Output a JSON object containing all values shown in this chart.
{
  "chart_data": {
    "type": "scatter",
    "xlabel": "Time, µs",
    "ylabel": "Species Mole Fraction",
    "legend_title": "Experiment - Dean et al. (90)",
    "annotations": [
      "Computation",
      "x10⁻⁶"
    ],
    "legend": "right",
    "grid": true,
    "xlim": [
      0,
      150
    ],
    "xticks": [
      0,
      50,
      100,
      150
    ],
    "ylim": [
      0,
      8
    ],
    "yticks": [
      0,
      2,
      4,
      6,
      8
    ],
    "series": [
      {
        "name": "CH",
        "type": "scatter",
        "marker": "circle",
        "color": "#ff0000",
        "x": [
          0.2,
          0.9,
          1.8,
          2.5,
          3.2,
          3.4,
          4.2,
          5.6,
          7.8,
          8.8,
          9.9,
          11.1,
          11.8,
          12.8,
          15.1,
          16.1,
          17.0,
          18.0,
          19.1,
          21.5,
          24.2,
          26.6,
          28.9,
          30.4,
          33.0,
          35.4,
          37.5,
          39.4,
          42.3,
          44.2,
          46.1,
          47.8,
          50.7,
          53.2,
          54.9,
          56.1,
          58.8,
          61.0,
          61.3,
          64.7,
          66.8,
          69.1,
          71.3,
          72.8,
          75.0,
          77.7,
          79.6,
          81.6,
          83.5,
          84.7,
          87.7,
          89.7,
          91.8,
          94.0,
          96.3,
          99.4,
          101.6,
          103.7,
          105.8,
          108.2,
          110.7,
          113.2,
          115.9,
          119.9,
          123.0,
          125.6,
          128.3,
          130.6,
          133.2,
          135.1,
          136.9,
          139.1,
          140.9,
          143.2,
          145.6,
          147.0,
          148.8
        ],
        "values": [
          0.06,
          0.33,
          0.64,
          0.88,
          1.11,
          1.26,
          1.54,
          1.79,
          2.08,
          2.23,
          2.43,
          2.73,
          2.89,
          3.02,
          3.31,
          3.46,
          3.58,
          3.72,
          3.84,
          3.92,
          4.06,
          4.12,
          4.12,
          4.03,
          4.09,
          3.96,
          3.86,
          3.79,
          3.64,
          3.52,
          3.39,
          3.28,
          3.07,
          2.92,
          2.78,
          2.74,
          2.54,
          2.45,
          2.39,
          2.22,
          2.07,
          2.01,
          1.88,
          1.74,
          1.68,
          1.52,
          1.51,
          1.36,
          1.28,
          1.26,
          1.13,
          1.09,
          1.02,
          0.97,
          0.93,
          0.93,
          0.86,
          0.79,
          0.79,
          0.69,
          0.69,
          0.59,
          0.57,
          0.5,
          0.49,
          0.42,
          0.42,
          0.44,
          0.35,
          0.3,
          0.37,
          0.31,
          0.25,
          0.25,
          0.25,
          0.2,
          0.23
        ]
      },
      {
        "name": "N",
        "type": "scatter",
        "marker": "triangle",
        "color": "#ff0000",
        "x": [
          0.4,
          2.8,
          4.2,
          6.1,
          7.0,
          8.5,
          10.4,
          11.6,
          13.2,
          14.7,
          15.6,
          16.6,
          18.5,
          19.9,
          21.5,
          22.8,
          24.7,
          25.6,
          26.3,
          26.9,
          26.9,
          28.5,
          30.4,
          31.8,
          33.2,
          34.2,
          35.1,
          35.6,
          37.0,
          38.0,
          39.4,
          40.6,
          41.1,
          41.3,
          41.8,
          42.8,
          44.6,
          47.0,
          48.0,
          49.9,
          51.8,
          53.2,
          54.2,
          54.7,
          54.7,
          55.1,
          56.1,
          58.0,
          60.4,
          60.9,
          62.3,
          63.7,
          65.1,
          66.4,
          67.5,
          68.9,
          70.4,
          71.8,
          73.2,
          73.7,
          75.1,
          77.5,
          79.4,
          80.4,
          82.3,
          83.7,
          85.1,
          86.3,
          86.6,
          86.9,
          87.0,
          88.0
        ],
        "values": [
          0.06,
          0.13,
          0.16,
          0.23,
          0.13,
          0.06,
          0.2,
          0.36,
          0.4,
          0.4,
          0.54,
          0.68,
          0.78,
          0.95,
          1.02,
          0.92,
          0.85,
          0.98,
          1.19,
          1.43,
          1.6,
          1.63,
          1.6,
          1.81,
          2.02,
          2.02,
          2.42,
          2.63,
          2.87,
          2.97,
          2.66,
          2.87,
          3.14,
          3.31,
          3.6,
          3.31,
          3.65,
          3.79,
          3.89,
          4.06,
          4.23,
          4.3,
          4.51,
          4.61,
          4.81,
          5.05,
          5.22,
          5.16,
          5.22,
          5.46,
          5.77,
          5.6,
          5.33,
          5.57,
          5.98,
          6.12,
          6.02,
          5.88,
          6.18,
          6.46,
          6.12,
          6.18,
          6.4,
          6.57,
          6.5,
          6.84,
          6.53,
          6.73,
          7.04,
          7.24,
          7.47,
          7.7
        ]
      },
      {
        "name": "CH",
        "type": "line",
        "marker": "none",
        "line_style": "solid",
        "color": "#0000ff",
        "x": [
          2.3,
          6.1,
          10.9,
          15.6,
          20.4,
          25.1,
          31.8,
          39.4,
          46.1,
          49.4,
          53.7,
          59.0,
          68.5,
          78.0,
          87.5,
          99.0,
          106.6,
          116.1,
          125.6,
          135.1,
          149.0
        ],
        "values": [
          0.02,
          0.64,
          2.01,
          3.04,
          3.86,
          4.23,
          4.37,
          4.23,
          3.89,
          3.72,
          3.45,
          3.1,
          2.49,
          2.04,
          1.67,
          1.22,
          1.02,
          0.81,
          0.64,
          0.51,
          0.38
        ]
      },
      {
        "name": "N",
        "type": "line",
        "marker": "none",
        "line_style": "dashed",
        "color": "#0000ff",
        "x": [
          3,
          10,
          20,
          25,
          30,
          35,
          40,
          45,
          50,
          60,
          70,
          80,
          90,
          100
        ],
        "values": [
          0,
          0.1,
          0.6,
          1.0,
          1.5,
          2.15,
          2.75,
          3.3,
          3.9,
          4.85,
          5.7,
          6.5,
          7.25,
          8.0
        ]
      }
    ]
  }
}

=======

_To be done_.
For the entries above, count the lines that contain the string "marker", and state that number without further comment.

_Solution for this task_.
4